_What needs to be done_.
All entries below need to be written out exactly, but without their pictures.

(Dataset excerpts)
= = = = = = =

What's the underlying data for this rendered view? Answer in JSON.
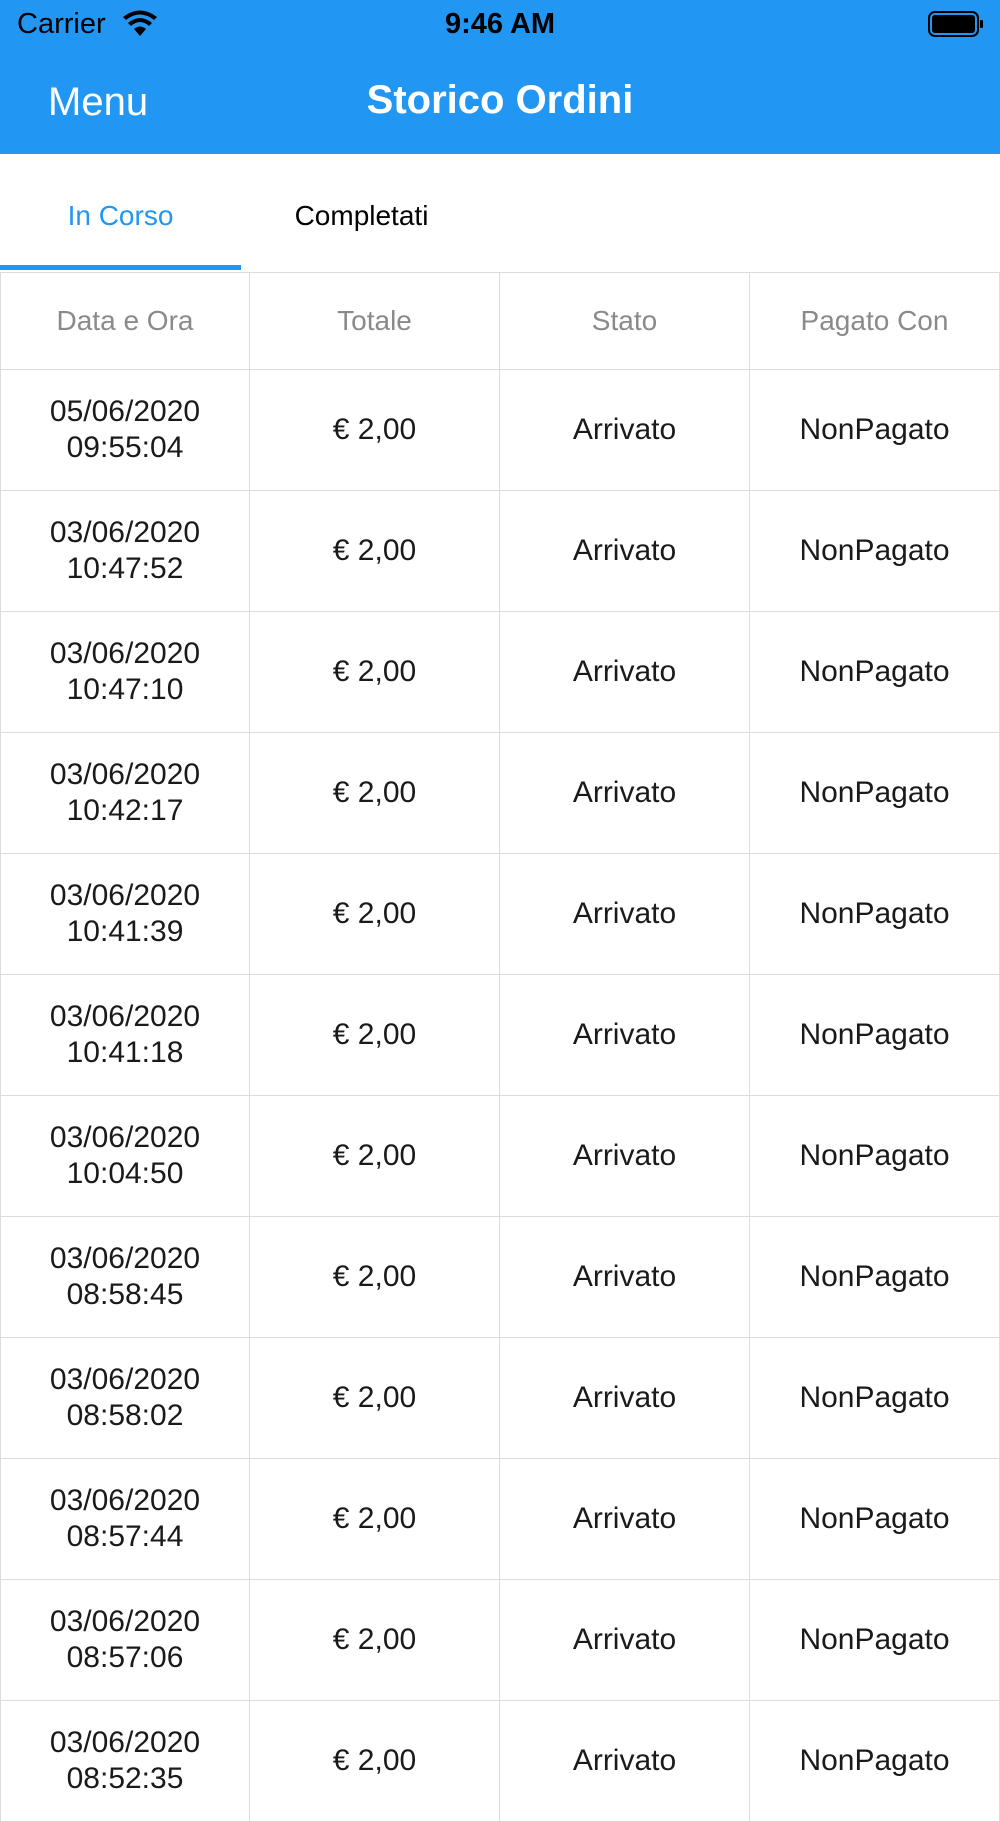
{
  "status_bar": {
    "carrier": "Carrier",
    "time": "9:46 AM"
  },
  "nav": {
    "menu_label": "Menu",
    "title": "Storico Ordini"
  },
  "tabs": [
    {
      "label": "In Corso",
      "active": true
    },
    {
      "label": "Completati",
      "active": false
    }
  ],
  "colors": {
    "accent": "#2196f3",
    "border": "#dcdcdc"
  },
  "table": {
    "headers": [
      "Data e Ora",
      "Totale",
      "Stato",
      "Pagato Con"
    ],
    "rows": [
      {
        "date": "05/06/2020",
        "time": "09:55:04",
        "total": "€ 2,00",
        "status": "Arrivato",
        "paid_with": "NonPagato"
      },
      {
        "date": "03/06/2020",
        "time": "10:47:52",
        "total": "€ 2,00",
        "status": "Arrivato",
        "paid_with": "NonPagato"
      },
      {
        "date": "03/06/2020",
        "time": "10:47:10",
        "total": "€ 2,00",
        "status": "Arrivato",
        "paid_with": "NonPagato"
      },
      {
        "date": "03/06/2020",
        "time": "10:42:17",
        "total": "€ 2,00",
        "status": "Arrivato",
        "paid_with": "NonPagato"
      },
      {
        "date": "03/06/2020",
        "time": "10:41:39",
        "total": "€ 2,00",
        "status": "Arrivato",
        "paid_with": "NonPagato"
      },
      {
        "date": "03/06/2020",
        "time": "10:41:18",
        "total": "€ 2,00",
        "status": "Arrivato",
        "paid_with": "NonPagato"
      },
      {
        "date": "03/06/2020",
        "time": "10:04:50",
        "total": "€ 2,00",
        "status": "Arrivato",
        "paid_with": "NonPagato"
      },
      {
        "date": "03/06/2020",
        "time": "08:58:45",
        "total": "€ 2,00",
        "status": "Arrivato",
        "paid_with": "NonPagato"
      },
      {
        "date": "03/06/2020",
        "time": "08:58:02",
        "total": "€ 2,00",
        "status": "Arrivato",
        "paid_with": "NonPagato"
      },
      {
        "date": "03/06/2020",
        "time": "08:57:44",
        "total": "€ 2,00",
        "status": "Arrivato",
        "paid_with": "NonPagato"
      },
      {
        "date": "03/06/2020",
        "time": "08:57:06",
        "total": "€ 2,00",
        "status": "Arrivato",
        "paid_with": "NonPagato"
      },
      {
        "date": "03/06/2020",
        "time": "08:52:35",
        "total": "€ 2,00",
        "status": "Arrivato",
        "paid_with": "NonPagato"
      }
    ]
  }
}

= = = = = = =

_Response to this task_.
What's the underlying data for this rendered view? Answer in JSON.
{
  "status_bar": {
    "carrier": "Carrier",
    "time": "9:46 AM"
  },
  "nav": {
    "menu_label": "Menu",
    "title": "Storico Ordini"
  },
  "tabs": [
    {
      "label": "In Corso",
      "active": true
    },
    {
      "label": "Completati",
      "active": false
    }
  ],
  "colors": {
    "accent": "#2196f3",
    "border": "#dcdcdc"
  },
  "table": {
    "headers": [
      "Data e Ora",
      "Totale",
      "Stato",
      "Pagato Con"
    ],
    "rows": [
      {
        "date": "05/06/2020",
        "time": "09:55:04",
        "total": "€ 2,00",
        "status": "Arrivato",
        "paid_with": "NonPagato"
      },
      {
        "date": "03/06/2020",
        "time": "10:47:52",
        "total": "€ 2,00",
        "status": "Arrivato",
        "paid_with": "NonPagato"
      },
      {
        "date": "03/06/2020",
        "time": "10:47:10",
        "total": "€ 2,00",
        "status": "Arrivato",
        "paid_with": "NonPagato"
      },
      {
        "date": "03/06/2020",
        "time": "10:42:17",
        "total": "€ 2,00",
        "status": "Arrivato",
        "paid_with": "NonPagato"
      },
      {
        "date": "03/06/2020",
        "time": "10:41:39",
        "total": "€ 2,00",
        "status": "Arrivato",
        "paid_with": "NonPagato"
      },
      {
        "date": "03/06/2020",
        "time": "10:41:18",
        "total": "€ 2,00",
        "status": "Arrivato",
        "paid_with": "NonPagato"
      },
      {
        "date": "03/06/2020",
        "time": "10:04:50",
        "total": "€ 2,00",
        "status": "Arrivato",
        "paid_with": "NonPagato"
      },
      {
        "date": "03/06/2020",
        "time": "08:58:45",
        "total": "€ 2,00",
        "status": "Arrivato",
        "paid_with": "NonPagato"
      },
      {
        "date": "03/06/2020",
        "time": "08:58:02",
        "total": "€ 2,00",
        "status": "Arrivato",
        "paid_with": "NonPagato"
      },
      {
        "date": "03/06/2020",
        "time": "08:57:44",
        "total": "€ 2,00",
        "status": "Arrivato",
        "paid_with": "NonPagato"
      },
      {
        "date": "03/06/2020",
        "time": "08:57:06",
        "total": "€ 2,00",
        "status": "Arrivato",
        "paid_with": "NonPagato"
      },
      {
        "date": "03/06/2020",
        "time": "08:52:35",
        "total": "€ 2,00",
        "status": "Arrivato",
        "paid_with": "NonPagato"
      }
    ]
  }
}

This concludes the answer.